* _Goal_
Your task is to count the lines of the entries below that include the word "text" and to give only the resulting number.

────────

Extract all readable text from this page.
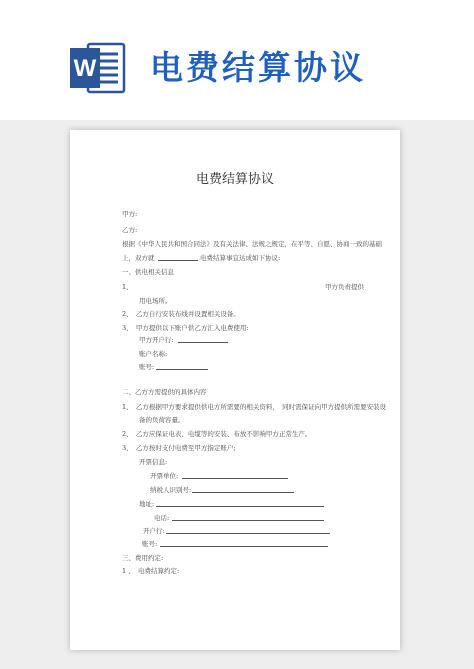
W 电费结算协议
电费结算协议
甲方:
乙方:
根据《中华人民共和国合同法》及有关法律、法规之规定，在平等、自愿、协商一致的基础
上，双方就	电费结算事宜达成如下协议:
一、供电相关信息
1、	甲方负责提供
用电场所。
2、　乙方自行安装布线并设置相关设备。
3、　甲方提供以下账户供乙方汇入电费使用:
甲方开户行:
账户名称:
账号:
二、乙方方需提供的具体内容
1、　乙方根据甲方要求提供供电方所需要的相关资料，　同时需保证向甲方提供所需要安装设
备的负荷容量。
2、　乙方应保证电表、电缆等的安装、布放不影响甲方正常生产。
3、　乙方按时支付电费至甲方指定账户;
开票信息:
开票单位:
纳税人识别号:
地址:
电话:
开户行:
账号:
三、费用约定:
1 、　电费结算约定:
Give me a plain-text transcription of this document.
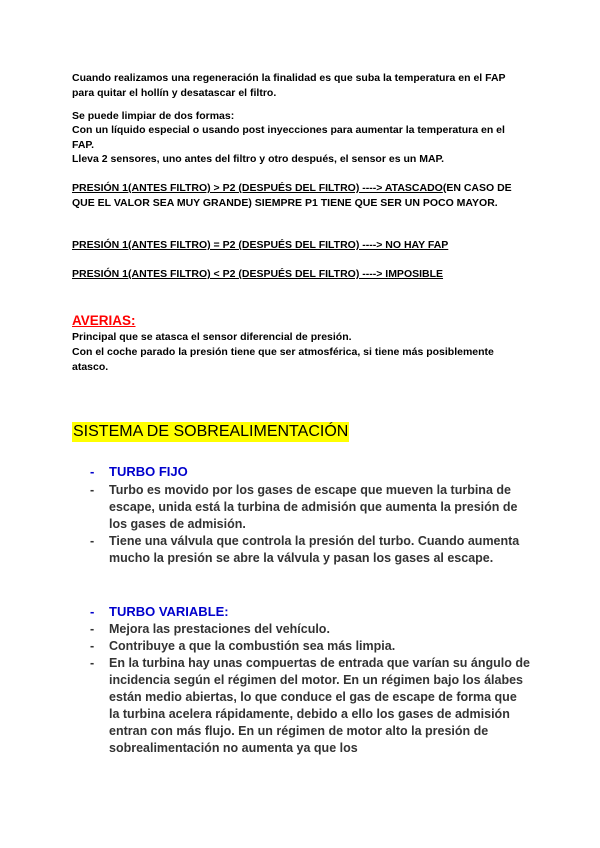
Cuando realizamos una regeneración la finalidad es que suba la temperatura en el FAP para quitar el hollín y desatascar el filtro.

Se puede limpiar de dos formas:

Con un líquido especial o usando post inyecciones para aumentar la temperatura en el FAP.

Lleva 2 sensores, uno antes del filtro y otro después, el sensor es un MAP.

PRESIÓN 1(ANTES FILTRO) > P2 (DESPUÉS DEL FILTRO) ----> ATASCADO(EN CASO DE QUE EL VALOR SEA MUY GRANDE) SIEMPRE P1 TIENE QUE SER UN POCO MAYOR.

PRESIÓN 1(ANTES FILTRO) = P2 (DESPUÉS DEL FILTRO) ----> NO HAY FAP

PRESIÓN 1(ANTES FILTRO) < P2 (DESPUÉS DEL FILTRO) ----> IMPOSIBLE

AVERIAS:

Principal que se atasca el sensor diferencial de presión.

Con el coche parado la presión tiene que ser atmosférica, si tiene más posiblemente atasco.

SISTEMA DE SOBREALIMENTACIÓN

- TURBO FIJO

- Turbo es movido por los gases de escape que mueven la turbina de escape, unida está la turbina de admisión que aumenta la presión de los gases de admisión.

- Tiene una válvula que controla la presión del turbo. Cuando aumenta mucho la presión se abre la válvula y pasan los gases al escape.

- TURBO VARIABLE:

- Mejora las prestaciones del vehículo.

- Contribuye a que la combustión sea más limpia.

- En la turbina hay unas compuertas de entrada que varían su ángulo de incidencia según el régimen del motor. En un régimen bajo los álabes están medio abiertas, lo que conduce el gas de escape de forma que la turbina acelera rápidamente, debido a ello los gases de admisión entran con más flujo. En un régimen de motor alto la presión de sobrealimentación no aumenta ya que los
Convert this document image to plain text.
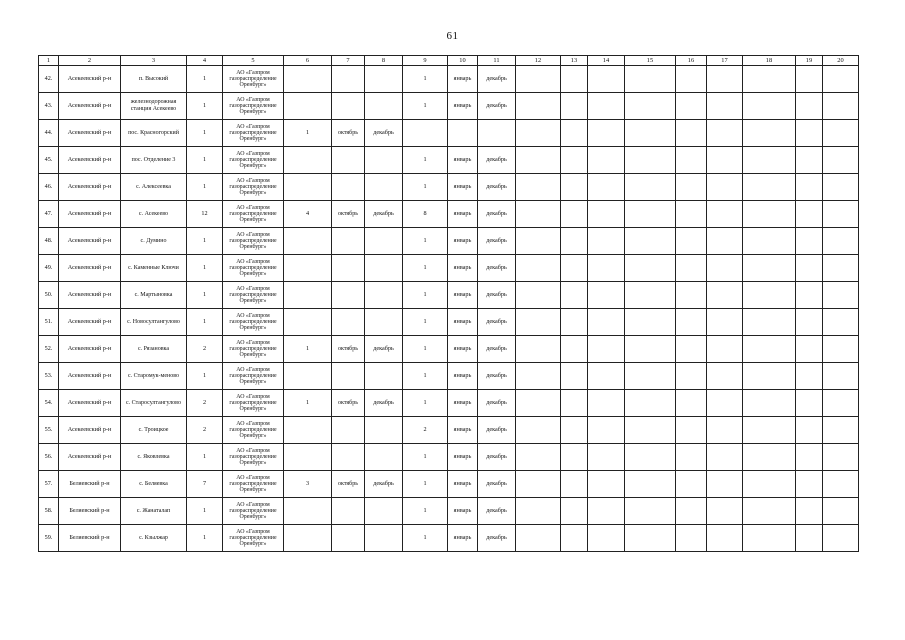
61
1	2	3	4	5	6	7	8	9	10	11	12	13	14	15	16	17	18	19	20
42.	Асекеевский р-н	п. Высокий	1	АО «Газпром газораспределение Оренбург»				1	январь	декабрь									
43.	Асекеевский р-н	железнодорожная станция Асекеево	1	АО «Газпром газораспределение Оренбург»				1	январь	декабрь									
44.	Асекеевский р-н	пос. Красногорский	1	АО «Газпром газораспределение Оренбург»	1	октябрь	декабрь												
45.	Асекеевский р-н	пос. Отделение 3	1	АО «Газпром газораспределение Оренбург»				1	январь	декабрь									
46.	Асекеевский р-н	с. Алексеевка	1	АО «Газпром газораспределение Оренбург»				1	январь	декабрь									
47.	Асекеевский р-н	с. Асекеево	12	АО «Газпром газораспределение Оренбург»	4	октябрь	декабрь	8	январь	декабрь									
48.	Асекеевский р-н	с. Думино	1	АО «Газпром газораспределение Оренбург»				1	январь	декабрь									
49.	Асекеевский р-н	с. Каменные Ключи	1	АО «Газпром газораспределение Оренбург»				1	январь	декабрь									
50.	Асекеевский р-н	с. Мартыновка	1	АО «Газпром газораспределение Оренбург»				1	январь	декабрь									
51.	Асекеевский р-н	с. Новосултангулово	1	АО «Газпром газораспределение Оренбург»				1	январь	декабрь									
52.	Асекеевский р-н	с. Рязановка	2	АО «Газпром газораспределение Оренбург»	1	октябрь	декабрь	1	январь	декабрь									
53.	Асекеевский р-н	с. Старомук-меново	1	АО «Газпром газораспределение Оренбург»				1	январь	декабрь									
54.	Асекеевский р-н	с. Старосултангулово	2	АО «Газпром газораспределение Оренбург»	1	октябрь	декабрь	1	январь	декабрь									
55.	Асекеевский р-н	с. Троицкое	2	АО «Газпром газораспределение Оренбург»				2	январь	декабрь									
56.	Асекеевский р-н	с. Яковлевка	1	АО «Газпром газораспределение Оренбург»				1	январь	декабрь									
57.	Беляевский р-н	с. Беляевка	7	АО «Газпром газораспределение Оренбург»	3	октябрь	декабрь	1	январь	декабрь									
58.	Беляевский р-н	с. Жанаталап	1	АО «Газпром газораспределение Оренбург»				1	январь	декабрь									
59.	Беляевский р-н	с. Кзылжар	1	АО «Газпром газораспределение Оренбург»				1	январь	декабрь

────────

* _Task solution_
3